__PROBLEM DETAILS__. Retype every entry in its entirety, without alteration.

__SUPPLIED DATA__.
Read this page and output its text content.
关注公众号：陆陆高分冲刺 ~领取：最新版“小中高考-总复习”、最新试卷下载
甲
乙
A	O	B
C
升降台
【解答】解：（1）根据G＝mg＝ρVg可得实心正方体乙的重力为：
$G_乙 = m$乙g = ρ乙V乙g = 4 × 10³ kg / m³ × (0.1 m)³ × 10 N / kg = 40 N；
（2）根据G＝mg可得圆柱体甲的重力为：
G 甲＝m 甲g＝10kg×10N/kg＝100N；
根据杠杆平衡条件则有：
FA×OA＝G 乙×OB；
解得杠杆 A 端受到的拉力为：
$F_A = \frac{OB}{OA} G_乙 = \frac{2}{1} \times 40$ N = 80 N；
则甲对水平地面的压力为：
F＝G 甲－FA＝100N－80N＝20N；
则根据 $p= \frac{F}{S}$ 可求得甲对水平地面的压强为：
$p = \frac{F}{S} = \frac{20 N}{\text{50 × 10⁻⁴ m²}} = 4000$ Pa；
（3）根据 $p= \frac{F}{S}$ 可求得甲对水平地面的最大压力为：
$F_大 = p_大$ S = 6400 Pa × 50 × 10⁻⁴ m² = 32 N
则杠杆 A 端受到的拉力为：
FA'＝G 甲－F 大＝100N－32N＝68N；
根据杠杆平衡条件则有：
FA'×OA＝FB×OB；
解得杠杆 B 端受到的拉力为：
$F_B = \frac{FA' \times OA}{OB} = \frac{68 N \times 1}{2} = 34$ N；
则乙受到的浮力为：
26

__RESULT__.
Read this page and output its text content.
关注公众号：陆陆高分冲刺 ~领取：最新版“小中高考-总复习”、最新试卷下载
甲
乙
A	O	B
C
升降台
【解答】解：（1）根据G＝mg＝ρVg可得实心正方体乙的重力为：
$G_乙 = m$乙g = ρ乙V乙g = 4 × 10³ kg / m³ × (0.1 m)³ × 10 N / kg = 40 N；
（2）根据G＝mg可得圆柱体甲的重力为：
G 甲＝m 甲g＝10kg×10N/kg＝100N；
根据杠杆平衡条件则有：
FA×OA＝G 乙×OB；
解得杠杆 A 端受到的拉力为：
$F_A = \frac{OB}{OA} G_乙 = \frac{2}{1} \times 40$ N = 80 N；
则甲对水平地面的压力为：
F＝G 甲－FA＝100N－80N＝20N；
则根据 $p= \frac{F}{S}$ 可求得甲对水平地面的压强为：
$p = \frac{F}{S} = \frac{20 N}{\text{50 × 10⁻⁴ m²}} = 4000$ Pa；
（3）根据 $p= \frac{F}{S}$ 可求得甲对水平地面的最大压力为：
$F_大 = p_大$ S = 6400 Pa × 50 × 10⁻⁴ m² = 32 N
则杠杆 A 端受到的拉力为：
FA'＝G 甲－F 大＝100N－32N＝68N；
根据杠杆平衡条件则有：
FA'×OA＝FB×OB；
解得杠杆 B 端受到的拉力为：
$F_B = \frac{FA' \times OA}{OB} = \frac{68 N \times 1}{2} = 34$ N；
则乙受到的浮力为：
26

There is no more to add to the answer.